OBJECTIVE: From the entries below, gather every line containing the string "header".

* BEGIN TASK MATERIAL *

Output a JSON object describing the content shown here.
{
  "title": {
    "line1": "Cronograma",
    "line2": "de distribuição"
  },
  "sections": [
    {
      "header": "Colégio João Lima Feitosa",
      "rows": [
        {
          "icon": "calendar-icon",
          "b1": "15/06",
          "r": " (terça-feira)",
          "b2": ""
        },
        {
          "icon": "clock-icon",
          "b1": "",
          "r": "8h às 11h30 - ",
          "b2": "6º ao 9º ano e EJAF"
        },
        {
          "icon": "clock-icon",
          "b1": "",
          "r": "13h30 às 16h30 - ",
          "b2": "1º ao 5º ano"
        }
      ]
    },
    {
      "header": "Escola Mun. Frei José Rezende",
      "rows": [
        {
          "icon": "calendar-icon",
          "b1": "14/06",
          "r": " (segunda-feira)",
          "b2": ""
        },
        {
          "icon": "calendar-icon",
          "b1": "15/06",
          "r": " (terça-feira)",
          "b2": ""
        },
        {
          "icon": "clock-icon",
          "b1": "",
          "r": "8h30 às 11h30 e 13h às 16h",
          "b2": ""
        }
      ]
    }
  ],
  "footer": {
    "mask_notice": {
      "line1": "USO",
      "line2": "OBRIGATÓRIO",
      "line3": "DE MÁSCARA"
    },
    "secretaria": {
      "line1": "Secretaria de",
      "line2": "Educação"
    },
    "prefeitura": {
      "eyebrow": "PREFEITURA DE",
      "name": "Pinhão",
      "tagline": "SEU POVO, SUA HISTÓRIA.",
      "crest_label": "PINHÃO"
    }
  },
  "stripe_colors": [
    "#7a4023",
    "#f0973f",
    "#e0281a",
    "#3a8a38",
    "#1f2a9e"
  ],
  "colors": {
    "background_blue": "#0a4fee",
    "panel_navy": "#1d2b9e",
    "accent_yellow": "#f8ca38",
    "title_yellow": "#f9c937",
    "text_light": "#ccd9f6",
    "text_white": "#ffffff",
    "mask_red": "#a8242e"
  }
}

* END TASK MATERIAL *

RESPONSE TO THIS TASK:
      "header": "Colégio João Lima Feitosa",
      "header": "Escola Mun. Frei José Rezende",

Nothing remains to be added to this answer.